◆ **GOAL OF THE EXERCISE**:
Reproduce the data below, changing each "data-point-square" to "data-marker-square" and leaving everything else as it is. Leave the pictures out of your answer.
Start of EXERCISE MATERIAL
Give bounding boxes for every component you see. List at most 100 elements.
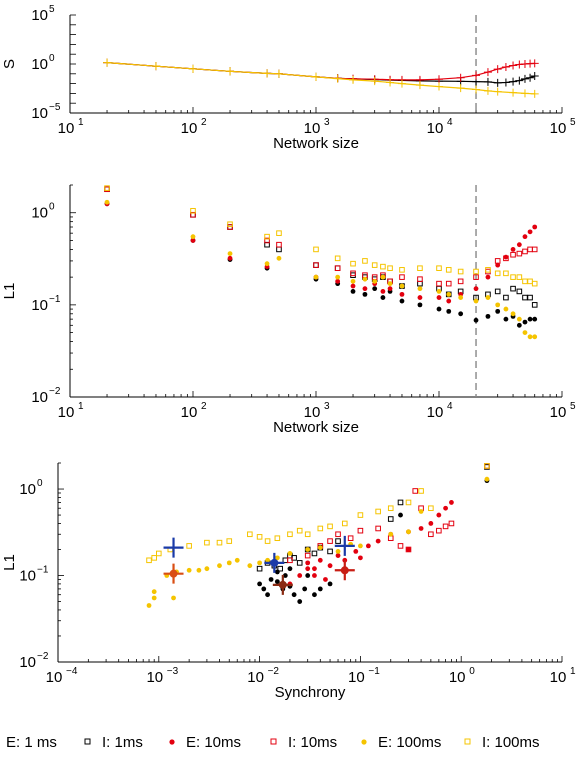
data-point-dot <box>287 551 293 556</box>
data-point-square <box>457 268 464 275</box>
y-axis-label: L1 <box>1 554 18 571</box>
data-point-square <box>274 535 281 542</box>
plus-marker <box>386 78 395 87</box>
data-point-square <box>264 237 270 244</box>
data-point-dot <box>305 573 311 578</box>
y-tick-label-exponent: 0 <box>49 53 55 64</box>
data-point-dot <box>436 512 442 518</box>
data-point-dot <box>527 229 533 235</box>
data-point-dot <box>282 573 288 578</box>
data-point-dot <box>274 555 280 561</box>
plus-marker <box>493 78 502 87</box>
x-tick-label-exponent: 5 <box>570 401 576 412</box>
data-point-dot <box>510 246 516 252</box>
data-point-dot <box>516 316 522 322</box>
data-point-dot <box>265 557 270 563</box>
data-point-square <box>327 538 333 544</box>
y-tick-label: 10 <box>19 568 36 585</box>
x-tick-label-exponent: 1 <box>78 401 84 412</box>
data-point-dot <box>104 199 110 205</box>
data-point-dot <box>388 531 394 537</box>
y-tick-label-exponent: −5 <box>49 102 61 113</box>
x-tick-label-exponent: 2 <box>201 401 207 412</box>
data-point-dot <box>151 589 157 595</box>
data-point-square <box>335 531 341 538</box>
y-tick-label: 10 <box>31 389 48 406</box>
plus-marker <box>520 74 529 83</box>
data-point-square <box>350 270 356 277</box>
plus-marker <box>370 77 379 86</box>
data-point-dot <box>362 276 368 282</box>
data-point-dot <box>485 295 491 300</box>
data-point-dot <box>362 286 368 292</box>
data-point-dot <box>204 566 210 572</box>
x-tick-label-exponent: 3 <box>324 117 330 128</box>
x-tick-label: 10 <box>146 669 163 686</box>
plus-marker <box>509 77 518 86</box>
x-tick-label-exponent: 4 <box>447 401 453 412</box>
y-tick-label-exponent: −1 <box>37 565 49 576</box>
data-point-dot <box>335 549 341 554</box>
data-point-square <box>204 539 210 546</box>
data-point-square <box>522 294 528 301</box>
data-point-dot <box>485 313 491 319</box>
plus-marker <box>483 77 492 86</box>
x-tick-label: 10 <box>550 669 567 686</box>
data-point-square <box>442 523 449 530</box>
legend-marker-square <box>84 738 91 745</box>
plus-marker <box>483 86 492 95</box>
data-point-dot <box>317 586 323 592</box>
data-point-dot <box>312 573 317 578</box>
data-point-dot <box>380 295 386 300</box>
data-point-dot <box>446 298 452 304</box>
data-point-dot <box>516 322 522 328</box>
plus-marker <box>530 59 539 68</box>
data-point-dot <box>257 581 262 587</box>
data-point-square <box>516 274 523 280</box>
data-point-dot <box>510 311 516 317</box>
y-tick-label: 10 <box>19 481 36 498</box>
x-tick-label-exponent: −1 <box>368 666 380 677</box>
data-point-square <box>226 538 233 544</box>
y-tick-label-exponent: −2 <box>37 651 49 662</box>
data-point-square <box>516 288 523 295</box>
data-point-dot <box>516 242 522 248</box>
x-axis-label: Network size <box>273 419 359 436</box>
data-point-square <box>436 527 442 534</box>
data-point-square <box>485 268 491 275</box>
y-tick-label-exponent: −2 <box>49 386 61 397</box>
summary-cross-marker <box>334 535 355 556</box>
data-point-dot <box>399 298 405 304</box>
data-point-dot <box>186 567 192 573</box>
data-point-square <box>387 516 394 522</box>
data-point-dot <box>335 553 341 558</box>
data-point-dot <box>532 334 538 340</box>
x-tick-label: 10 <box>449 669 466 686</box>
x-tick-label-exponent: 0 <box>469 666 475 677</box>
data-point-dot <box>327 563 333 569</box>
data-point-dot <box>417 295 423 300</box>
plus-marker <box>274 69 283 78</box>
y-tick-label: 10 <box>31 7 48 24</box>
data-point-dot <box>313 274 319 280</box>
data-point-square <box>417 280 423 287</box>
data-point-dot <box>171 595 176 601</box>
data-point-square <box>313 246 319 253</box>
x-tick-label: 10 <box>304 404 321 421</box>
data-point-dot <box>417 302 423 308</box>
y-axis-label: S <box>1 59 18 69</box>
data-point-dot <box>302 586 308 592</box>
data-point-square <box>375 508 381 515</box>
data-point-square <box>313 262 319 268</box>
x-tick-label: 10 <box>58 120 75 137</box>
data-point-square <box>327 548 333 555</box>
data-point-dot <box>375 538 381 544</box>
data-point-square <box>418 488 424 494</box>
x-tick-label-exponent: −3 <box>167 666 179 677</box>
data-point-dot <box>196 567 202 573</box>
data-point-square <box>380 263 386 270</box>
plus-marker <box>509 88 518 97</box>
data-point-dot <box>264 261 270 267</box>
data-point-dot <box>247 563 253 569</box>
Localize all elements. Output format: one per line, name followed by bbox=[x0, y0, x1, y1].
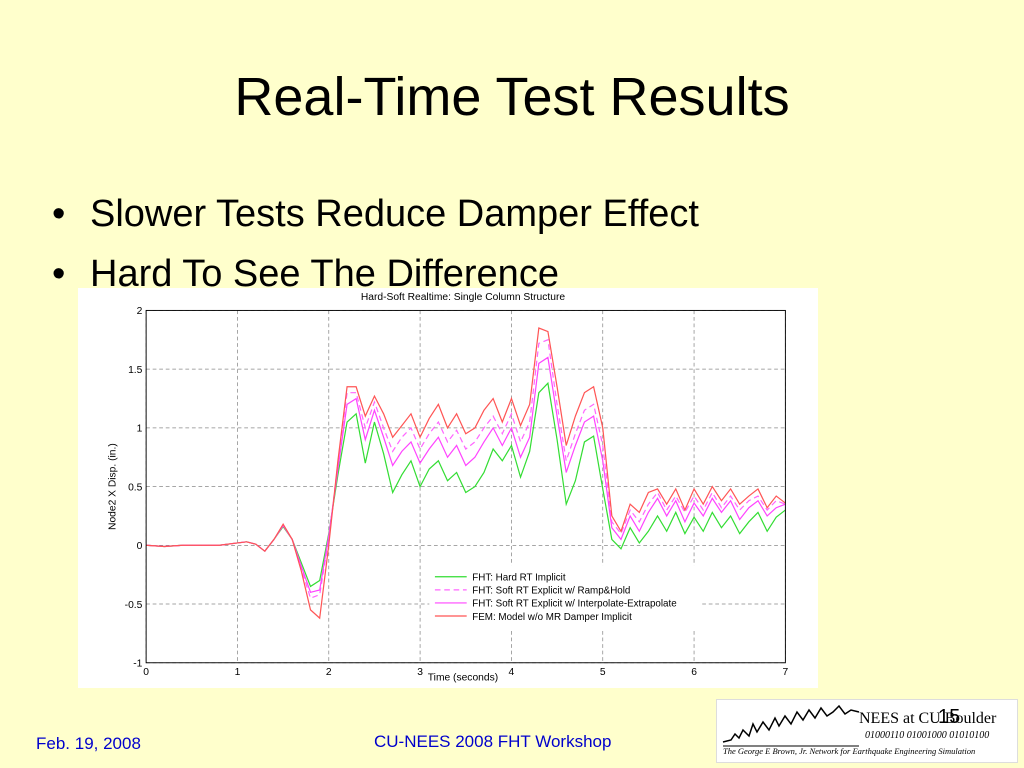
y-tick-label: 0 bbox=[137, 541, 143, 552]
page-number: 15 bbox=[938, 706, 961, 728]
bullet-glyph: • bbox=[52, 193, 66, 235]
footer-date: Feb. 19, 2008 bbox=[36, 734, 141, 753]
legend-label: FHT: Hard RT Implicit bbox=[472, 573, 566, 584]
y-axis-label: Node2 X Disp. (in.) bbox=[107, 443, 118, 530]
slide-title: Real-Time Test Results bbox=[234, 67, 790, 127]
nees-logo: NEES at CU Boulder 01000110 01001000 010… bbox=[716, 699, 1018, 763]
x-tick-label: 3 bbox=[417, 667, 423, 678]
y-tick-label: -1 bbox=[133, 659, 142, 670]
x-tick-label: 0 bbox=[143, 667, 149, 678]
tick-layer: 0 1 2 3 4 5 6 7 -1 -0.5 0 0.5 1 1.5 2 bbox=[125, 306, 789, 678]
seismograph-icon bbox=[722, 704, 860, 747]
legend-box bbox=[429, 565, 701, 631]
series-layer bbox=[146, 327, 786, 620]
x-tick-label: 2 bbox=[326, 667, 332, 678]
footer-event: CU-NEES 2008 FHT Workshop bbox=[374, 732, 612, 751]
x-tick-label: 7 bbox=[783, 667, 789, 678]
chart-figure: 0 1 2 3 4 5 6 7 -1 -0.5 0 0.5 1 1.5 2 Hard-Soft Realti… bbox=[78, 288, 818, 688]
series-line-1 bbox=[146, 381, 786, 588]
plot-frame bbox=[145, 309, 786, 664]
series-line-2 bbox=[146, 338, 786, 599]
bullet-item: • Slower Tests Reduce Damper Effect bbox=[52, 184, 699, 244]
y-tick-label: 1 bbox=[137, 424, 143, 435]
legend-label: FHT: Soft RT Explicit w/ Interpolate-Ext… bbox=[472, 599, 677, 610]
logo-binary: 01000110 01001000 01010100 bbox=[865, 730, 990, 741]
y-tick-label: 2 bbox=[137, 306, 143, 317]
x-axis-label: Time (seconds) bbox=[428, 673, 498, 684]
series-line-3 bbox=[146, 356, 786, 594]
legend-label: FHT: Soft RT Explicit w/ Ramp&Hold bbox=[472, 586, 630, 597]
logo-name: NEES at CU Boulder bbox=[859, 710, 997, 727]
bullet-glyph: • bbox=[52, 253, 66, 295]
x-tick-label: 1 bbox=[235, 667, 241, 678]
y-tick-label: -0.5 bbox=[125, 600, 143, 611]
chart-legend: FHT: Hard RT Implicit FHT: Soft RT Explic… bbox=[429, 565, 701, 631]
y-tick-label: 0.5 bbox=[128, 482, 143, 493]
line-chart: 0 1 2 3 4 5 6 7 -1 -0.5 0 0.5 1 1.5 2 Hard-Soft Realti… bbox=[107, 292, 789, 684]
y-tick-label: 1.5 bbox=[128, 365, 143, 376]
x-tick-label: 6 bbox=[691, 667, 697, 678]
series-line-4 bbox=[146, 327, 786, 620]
End of EXERCISE MATERIAL
◆ **REPLY**:
Give bounding boxes for every component you see. List at most 100 elements.
data-point-dot <box>287 551 293 556</box>
data-marker-square <box>457 268 464 275</box>
y-axis-label: L1 <box>1 554 18 571</box>
data-marker-square <box>274 535 281 542</box>
plus-marker <box>386 78 395 87</box>
data-marker-square <box>264 237 270 244</box>
data-point-dot <box>305 573 311 578</box>
y-tick-label-exponent: 0 <box>49 53 55 64</box>
data-point-dot <box>436 512 442 518</box>
data-point-dot <box>527 229 533 235</box>
data-point-dot <box>282 573 288 578</box>
data-point-dot <box>274 555 280 561</box>
plus-marker <box>493 78 502 87</box>
x-tick-label-exponent: 5 <box>570 401 576 412</box>
data-point-dot <box>510 246 516 252</box>
data-point-dot <box>516 316 522 322</box>
data-point-dot <box>265 557 270 563</box>
data-marker-square <box>327 538 333 544</box>
y-tick-label: 10 <box>19 568 36 585</box>
x-tick-label-exponent: 1 <box>78 401 84 412</box>
data-point-dot <box>104 199 110 205</box>
data-point-dot <box>388 531 394 537</box>
y-tick-label-exponent: −5 <box>49 102 61 113</box>
x-tick-label-exponent: 2 <box>201 401 207 412</box>
data-point-dot <box>151 589 157 595</box>
data-marker-square <box>335 531 341 538</box>
y-tick-label: 10 <box>31 389 48 406</box>
plus-marker <box>520 74 529 83</box>
data-marker-square <box>350 270 356 277</box>
plus-marker <box>370 77 379 86</box>
data-point-dot <box>362 276 368 282</box>
data-point-dot <box>485 295 491 300</box>
data-point-dot <box>362 286 368 292</box>
data-point-dot <box>204 566 210 572</box>
x-tick-label-exponent: 3 <box>324 117 330 128</box>
x-tick-label: 10 <box>146 669 163 686</box>
plus-marker <box>509 77 518 86</box>
x-tick-label-exponent: 4 <box>447 401 453 412</box>
y-tick-label-exponent: −1 <box>37 565 49 576</box>
data-point-dot <box>335 549 341 554</box>
data-marker-square <box>204 539 210 546</box>
data-marker-square <box>522 294 528 301</box>
data-point-dot <box>485 313 491 319</box>
plus-marker <box>483 77 492 86</box>
x-tick-label: 10 <box>550 669 567 686</box>
data-marker-square <box>442 523 449 530</box>
legend-marker-square <box>84 738 91 745</box>
plus-marker <box>483 86 492 95</box>
data-point-dot <box>317 586 323 592</box>
data-point-dot <box>312 573 317 578</box>
data-point-dot <box>380 295 386 300</box>
data-point-dot <box>446 298 452 304</box>
data-point-dot <box>516 322 522 328</box>
plus-marker <box>530 59 539 68</box>
data-point-dot <box>257 581 262 587</box>
data-marker-square <box>516 274 523 280</box>
data-point-dot <box>510 311 516 317</box>
y-tick-label: 10 <box>19 481 36 498</box>
x-tick-label-exponent: −1 <box>368 666 380 677</box>
data-marker-square <box>226 538 233 544</box>
y-tick-label-exponent: −2 <box>37 651 49 662</box>
data-marker-square <box>516 288 523 295</box>
data-point-dot <box>516 242 522 248</box>
x-axis-label: Network size <box>273 419 359 436</box>
data-marker-square <box>436 527 442 534</box>
data-marker-square <box>485 268 491 275</box>
y-tick-label-exponent: −2 <box>49 386 61 397</box>
summary-cross-marker <box>334 535 355 556</box>
data-point-dot <box>399 298 405 304</box>
data-point-dot <box>186 567 192 573</box>
data-marker-square <box>387 516 394 522</box>
data-point-dot <box>335 553 341 558</box>
data-point-dot <box>532 334 538 340</box>
x-tick-label: 10 <box>449 669 466 686</box>
x-tick-label-exponent: 0 <box>469 666 475 677</box>
data-point-dot <box>327 563 333 569</box>
data-point-dot <box>417 295 423 300</box>
plus-marker <box>274 69 283 78</box>
y-tick-label: 10 <box>31 7 48 24</box>
data-point-dot <box>313 274 319 280</box>
data-marker-square <box>417 280 423 287</box>
data-point-dot <box>171 595 176 601</box>
data-marker-square <box>313 246 319 253</box>
x-tick-label: 10 <box>304 404 321 421</box>
data-point-dot <box>417 302 423 308</box>
y-axis-label: S <box>1 59 18 69</box>
data-point-dot <box>302 586 308 592</box>
data-marker-square <box>375 508 381 515</box>
data-marker-square <box>313 262 319 268</box>
x-tick-label: 10 <box>58 120 75 137</box>
data-marker-square <box>327 548 333 555</box>
data-point-dot <box>375 538 381 544</box>
data-marker-square <box>418 488 424 494</box>
x-tick-label-exponent: −3 <box>167 666 179 677</box>
data-point-dot <box>196 567 202 573</box>
data-marker-square <box>380 263 386 270</box>
plus-marker <box>509 88 518 97</box>
data-point-dot <box>264 261 270 267</box>
data-point-dot <box>247 563 253 569</box>
Localize all elements. Output format: one per line, name followed by bbox=[x0, y0, x1, y1].
y-tick-label: 0 bbox=[137, 541, 143, 552]
page-number: 15 bbox=[938, 706, 961, 728]
bullet-glyph: • bbox=[52, 193, 66, 235]
footer-date: Feb. 19, 2008 bbox=[36, 734, 141, 753]
legend-label: FHT: Hard RT Implicit bbox=[472, 573, 566, 584]
y-axis-label: Node2 X Disp. (in.) bbox=[107, 443, 118, 530]
slide-title: Real-Time Test Results bbox=[234, 67, 790, 127]
nees-logo: NEES at CU Boulder 01000110 01001000 010… bbox=[716, 699, 1018, 763]
x-tick-label: 3 bbox=[417, 667, 423, 678]
y-tick-label: -1 bbox=[133, 659, 142, 670]
x-tick-label: 0 bbox=[143, 667, 149, 678]
tick-layer: 0 1 2 3 4 5 6 7 -1 -0.5 0 0.5 1 1.5 2 bbox=[125, 306, 789, 678]
seismograph-icon bbox=[722, 704, 860, 747]
legend-box bbox=[429, 565, 701, 631]
series-layer bbox=[146, 327, 786, 620]
x-tick-label: 2 bbox=[326, 667, 332, 678]
footer-event: CU-NEES 2008 FHT Workshop bbox=[374, 732, 612, 751]
x-tick-label: 7 bbox=[783, 667, 789, 678]
chart-figure: 0 1 2 3 4 5 6 7 -1 -0.5 0 0.5 1 1.5 2 Hard-Soft Realti… bbox=[78, 288, 818, 688]
series-line-1 bbox=[146, 381, 786, 588]
plot-frame bbox=[145, 309, 786, 664]
series-line-2 bbox=[146, 338, 786, 599]
bullet-item: • Slower Tests Reduce Damper Effect bbox=[52, 184, 699, 244]
y-tick-label: 1 bbox=[137, 424, 143, 435]
legend-label: FHT: Soft RT Explicit w/ Interpolate-Ext… bbox=[472, 599, 677, 610]
logo-binary: 01000110 01001000 01010100 bbox=[865, 730, 990, 741]
y-tick-label: 2 bbox=[137, 306, 143, 317]
x-axis-label: Time (seconds) bbox=[428, 673, 498, 684]
series-line-3 bbox=[146, 356, 786, 594]
legend-label: FHT: Soft RT Explicit w/ Ramp&Hold bbox=[472, 586, 630, 597]
logo-name: NEES at CU Boulder bbox=[859, 710, 997, 727]
bullet-glyph: • bbox=[52, 253, 66, 295]
x-tick-label: 1 bbox=[235, 667, 241, 678]
y-tick-label: -0.5 bbox=[125, 600, 143, 611]
chart-legend: FHT: Hard RT Implicit FHT: Soft RT Explic… bbox=[429, 565, 701, 631]
y-tick-label: 0.5 bbox=[128, 482, 143, 493]
line-chart: 0 1 2 3 4 5 6 7 -1 -0.5 0 0.5 1 1.5 2 Hard-Soft Realti… bbox=[107, 292, 789, 684]
y-tick-label: 1.5 bbox=[128, 365, 143, 376]
x-tick-label: 6 bbox=[691, 667, 697, 678]
series-line-4 bbox=[146, 327, 786, 620]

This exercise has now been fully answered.